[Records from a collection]
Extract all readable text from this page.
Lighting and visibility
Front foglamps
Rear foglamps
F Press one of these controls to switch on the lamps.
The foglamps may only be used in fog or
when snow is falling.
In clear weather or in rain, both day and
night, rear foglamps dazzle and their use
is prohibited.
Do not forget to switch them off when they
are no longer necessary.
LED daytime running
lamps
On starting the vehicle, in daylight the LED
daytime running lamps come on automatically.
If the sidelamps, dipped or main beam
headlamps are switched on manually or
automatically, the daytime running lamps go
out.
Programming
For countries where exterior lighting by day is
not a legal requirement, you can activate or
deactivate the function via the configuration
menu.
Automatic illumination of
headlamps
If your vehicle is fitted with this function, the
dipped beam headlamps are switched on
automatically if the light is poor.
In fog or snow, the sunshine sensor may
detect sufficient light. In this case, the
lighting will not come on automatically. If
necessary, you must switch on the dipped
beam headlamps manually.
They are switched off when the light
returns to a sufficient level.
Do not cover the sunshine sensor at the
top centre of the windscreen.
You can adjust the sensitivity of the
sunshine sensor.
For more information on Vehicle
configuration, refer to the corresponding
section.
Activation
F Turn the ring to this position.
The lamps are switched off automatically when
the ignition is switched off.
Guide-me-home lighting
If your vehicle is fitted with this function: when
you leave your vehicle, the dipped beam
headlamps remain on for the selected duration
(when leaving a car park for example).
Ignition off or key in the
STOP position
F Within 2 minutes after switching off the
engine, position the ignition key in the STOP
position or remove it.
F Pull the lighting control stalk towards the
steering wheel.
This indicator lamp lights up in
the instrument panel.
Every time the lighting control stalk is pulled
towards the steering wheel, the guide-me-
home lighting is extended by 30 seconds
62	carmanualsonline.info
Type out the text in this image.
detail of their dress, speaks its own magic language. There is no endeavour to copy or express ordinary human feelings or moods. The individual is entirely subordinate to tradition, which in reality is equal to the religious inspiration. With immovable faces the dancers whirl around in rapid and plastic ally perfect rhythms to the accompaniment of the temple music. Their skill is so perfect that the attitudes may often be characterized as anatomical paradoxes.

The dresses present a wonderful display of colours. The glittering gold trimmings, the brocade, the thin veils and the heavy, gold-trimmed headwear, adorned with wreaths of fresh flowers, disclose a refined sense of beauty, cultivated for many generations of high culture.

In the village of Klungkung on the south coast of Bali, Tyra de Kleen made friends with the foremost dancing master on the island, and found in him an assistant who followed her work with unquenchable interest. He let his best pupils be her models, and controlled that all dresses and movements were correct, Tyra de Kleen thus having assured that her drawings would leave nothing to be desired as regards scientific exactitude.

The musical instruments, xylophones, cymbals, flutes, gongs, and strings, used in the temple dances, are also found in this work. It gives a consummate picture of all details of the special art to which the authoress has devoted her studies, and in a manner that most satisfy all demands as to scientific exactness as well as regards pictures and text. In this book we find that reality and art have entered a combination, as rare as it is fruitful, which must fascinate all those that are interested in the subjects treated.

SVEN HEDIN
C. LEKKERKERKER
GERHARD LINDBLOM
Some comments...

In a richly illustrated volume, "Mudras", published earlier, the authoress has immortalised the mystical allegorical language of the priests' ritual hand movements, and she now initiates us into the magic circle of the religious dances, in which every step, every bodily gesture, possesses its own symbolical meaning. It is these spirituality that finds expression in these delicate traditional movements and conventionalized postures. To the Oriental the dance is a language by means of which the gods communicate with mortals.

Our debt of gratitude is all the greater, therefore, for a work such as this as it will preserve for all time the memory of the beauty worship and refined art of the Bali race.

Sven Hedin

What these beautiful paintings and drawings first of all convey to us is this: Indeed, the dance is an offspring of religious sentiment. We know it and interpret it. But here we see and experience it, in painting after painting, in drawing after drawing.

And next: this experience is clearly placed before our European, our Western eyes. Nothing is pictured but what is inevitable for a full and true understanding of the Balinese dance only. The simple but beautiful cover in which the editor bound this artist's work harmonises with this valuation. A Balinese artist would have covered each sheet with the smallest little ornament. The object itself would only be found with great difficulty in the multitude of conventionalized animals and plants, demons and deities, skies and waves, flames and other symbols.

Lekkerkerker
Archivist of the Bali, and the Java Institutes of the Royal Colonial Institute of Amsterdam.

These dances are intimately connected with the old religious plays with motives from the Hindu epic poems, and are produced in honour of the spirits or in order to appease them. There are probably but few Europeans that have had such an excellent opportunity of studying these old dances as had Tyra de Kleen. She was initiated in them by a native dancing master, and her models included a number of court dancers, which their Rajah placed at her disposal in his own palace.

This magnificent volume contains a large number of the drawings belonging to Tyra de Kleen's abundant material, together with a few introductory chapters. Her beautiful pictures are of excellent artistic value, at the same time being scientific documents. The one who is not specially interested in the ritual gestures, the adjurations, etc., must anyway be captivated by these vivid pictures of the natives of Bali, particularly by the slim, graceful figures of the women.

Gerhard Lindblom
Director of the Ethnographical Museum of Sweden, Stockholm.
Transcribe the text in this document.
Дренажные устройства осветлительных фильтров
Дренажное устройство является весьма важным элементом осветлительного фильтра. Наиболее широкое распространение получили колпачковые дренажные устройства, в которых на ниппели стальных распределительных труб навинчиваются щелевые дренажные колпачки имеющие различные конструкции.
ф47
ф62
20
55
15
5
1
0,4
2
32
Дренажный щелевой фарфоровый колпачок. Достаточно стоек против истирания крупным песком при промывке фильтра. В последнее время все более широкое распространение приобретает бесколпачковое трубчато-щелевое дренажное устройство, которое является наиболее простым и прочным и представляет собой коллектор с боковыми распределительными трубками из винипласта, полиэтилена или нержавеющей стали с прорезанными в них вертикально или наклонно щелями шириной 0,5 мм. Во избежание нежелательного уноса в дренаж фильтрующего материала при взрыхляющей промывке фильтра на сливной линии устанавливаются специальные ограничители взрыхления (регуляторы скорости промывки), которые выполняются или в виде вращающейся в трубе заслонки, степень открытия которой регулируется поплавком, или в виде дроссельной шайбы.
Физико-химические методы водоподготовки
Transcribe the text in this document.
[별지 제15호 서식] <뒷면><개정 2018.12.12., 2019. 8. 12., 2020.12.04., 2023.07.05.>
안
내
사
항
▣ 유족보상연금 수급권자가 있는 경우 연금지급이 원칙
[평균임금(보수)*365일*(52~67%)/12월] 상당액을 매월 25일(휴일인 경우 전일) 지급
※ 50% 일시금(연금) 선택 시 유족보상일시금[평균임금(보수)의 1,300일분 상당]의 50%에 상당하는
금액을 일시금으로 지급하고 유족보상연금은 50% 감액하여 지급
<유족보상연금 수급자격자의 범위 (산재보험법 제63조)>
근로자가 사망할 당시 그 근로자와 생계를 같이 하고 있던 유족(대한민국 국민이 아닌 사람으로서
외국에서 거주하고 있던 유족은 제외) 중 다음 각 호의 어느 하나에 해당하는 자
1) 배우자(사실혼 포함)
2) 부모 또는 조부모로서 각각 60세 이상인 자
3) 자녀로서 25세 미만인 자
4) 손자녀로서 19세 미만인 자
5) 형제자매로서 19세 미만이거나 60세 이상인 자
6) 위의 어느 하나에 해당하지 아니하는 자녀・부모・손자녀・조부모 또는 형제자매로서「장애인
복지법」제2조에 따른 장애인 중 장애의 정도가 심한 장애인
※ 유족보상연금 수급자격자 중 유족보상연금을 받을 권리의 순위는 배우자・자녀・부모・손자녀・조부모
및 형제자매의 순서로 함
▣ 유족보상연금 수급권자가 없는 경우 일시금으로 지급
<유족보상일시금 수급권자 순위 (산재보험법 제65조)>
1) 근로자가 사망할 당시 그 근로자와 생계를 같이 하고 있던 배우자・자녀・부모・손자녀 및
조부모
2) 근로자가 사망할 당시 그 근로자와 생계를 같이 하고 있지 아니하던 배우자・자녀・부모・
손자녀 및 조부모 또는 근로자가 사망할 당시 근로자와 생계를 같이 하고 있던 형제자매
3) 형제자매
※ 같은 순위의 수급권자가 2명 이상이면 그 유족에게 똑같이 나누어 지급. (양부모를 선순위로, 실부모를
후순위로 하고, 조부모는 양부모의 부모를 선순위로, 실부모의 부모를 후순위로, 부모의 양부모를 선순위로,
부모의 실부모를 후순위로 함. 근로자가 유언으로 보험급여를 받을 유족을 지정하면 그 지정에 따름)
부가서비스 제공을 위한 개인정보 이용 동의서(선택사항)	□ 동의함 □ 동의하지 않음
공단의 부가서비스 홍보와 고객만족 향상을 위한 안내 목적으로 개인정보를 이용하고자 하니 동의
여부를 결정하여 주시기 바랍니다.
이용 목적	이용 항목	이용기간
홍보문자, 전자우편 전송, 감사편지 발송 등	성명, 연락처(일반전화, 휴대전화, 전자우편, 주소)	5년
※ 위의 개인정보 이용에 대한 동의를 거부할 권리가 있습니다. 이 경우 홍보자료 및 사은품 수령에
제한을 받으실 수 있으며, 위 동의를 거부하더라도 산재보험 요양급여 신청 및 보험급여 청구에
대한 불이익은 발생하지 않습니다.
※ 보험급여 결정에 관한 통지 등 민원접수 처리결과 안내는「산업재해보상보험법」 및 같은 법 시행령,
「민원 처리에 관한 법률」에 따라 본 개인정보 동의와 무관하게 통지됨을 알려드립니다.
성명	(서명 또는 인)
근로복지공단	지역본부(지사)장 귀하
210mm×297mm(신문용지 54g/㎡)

# SET PROBLEM
Each line in the listing above that contains "have" should be copied.

# COMPLETE OUTPUT
The musical instruments, xylophones, cymbals, flutes, gongs, and strings, used in the temple dances, are also found in this work. It gives a consummate picture of all details of the special art to which the authoress has devoted her studies, and in a manner that most satisfy all demands as to scientific exactness as well as regards pictures and text. In this book we find that reality and art have entered a combination, as rare as it is fruitful, which must fascinate all those that are interested in the subjects treated.
And next: this experience is clearly placed before our European, our Western eyes. Nothing is pictured but what is inevitable for a full and true understanding of the Balinese dance only. The simple but beautiful cover in which the editor bound this artist's work harmonises with this valuation. A Balinese artist would have covered each sheet with the smallest little ornament. The object itself would only be found with great difficulty in the multitude of conventionalized animals and plants, demons and deities, skies and waves, flames and other symbols.
These dances are intimately connected with the old religious plays with motives from the Hindu epic poems, and are produced in honour of the spirits or in order to appease them. There are probably but few Europeans that have had such an excellent opportunity of studying these old dances as had Tyra de Kleen. She was initiated in them by a native dancing master, and her models included a number of court dancers, which their Rajah placed at her disposal in his own palace.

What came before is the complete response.